**Your instructions**:
Find the word "Zinc" in the material below and gather every line that contains it.

(Part of a data file)

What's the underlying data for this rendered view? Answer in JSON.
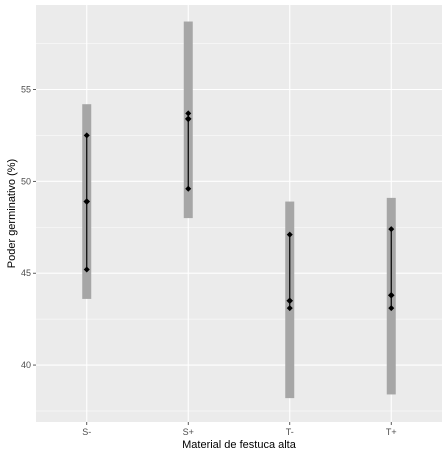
{
  "chart_data": {
    "type": "errorbar",
    "xlabel": "Material de festuca alta",
    "ylabel": "Poder germinativo (%)",
    "categories": [
      "S-",
      "S+",
      "T-",
      "T+"
    ],
    "ylim": [
      36.9,
      59.6
    ],
    "yticks": [
      40,
      45,
      50,
      55
    ],
    "grid": true,
    "background": "#ebebeb",
    "series": [
      {
        "mean": [
          48.9,
          53.4,
          43.5,
          43.8
        ],
        "ci_low": [
          45.2,
          49.6,
          43.1,
          43.1
        ],
        "ci_high": [
          52.5,
          53.7,
          47.1,
          47.4
        ],
        "range_low": [
          43.6,
          48.0,
          38.2,
          38.4
        ],
        "range_high": [
          54.2,
          58.7,
          48.9,
          49.1
        ]
      }
    ],
    "colors": {
      "range_bar": "#a6a6a6",
      "point": "#000000",
      "panel": "#ebebeb",
      "grid": "#ffffff"
    }
  }
}
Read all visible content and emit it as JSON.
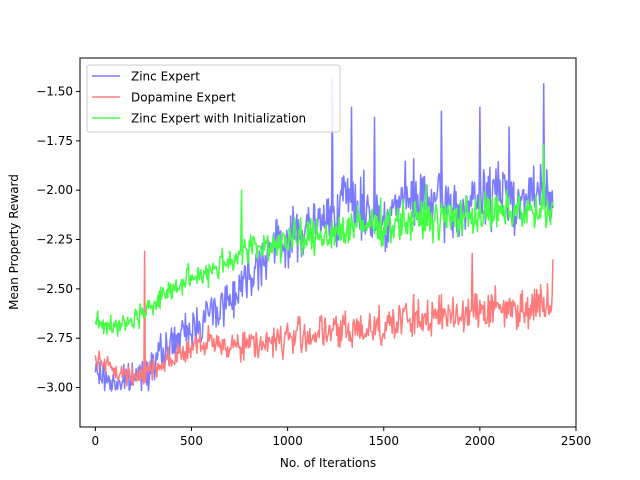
{
  "chart_data": {
    "type": "line",
    "title": "",
    "xlabel": "No. of Iterations",
    "ylabel": "Mean Property Reward",
    "xlim": [
      -80,
      2500
    ],
    "ylim": [
      -3.2,
      -1.33
    ],
    "xticks": [
      0,
      500,
      1000,
      1500,
      2000,
      2500
    ],
    "xtick_labels": [
      "0",
      "500",
      "1000",
      "1500",
      "2000",
      "2500"
    ],
    "yticks": [
      -3.0,
      -2.75,
      -2.5,
      -2.25,
      -2.0,
      -1.75,
      -1.5
    ],
    "ytick_labels": [
      "−3.00",
      "−2.75",
      "−2.50",
      "−2.25",
      "−2.00",
      "−1.75",
      "−1.50"
    ],
    "grid": false,
    "legend_position": "top-left",
    "noise_seed": 7,
    "series": [
      {
        "name": "Zinc Expert",
        "color": "#7b7bff",
        "x": [
          0,
          100,
          200,
          300,
          400,
          500,
          600,
          700,
          800,
          900,
          1000,
          1100,
          1200,
          1300,
          1400,
          1500,
          1600,
          1700,
          1800,
          1900,
          2000,
          2100,
          2200,
          2300,
          2380
        ],
        "values": [
          -2.92,
          -2.98,
          -2.95,
          -2.88,
          -2.78,
          -2.7,
          -2.62,
          -2.55,
          -2.42,
          -2.3,
          -2.25,
          -2.2,
          -2.15,
          -2.05,
          -2.1,
          -2.15,
          -2.05,
          -2.05,
          -2.08,
          -2.1,
          -2.05,
          -2.0,
          -2.05,
          -2.02,
          -2.0
        ],
        "noise": 0.09,
        "spikes": [
          [
            1230,
            -1.43
          ],
          [
            1330,
            -1.58
          ],
          [
            1450,
            -1.63
          ],
          [
            1800,
            -1.6
          ],
          [
            2000,
            -1.58
          ],
          [
            2150,
            -1.68
          ],
          [
            2330,
            -1.46
          ],
          [
            2378,
            -2.09
          ]
        ]
      },
      {
        "name": "Dopamine Expert",
        "color": "#ff7b7b",
        "x": [
          0,
          100,
          200,
          300,
          400,
          500,
          600,
          700,
          800,
          900,
          1000,
          1100,
          1200,
          1300,
          1400,
          1500,
          1600,
          1700,
          1800,
          1900,
          2000,
          2100,
          2200,
          2300,
          2380
        ],
        "values": [
          -2.85,
          -2.92,
          -2.95,
          -2.9,
          -2.85,
          -2.8,
          -2.78,
          -2.78,
          -2.78,
          -2.77,
          -2.75,
          -2.73,
          -2.72,
          -2.72,
          -2.7,
          -2.68,
          -2.66,
          -2.65,
          -2.64,
          -2.62,
          -2.6,
          -2.6,
          -2.6,
          -2.58,
          -2.55
        ],
        "noise": 0.06,
        "spikes": [
          [
            255,
            -2.31
          ],
          [
            1960,
            -2.32
          ],
          [
            2378,
            -2.35
          ]
        ]
      },
      {
        "name": "Zinc Expert with Initialization",
        "color": "#44ff44",
        "x": [
          0,
          100,
          200,
          300,
          400,
          500,
          600,
          700,
          800,
          900,
          1000,
          1100,
          1200,
          1300,
          1400,
          1500,
          1600,
          1700,
          1800,
          1900,
          2000,
          2100,
          2200,
          2300,
          2380
        ],
        "values": [
          -2.65,
          -2.7,
          -2.65,
          -2.58,
          -2.5,
          -2.45,
          -2.4,
          -2.35,
          -2.3,
          -2.28,
          -2.25,
          -2.25,
          -2.22,
          -2.2,
          -2.18,
          -2.17,
          -2.16,
          -2.15,
          -2.15,
          -2.13,
          -2.12,
          -2.12,
          -2.1,
          -2.12,
          -2.12
        ],
        "noise": 0.06,
        "spikes": [
          [
            760,
            -2.0
          ],
          [
            1720,
            -1.97
          ],
          [
            2330,
            -1.77
          ]
        ]
      }
    ]
  }
}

**Answer to the task**:
        "name": "Zinc Expert",
        "name": "Zinc Expert with Initialization",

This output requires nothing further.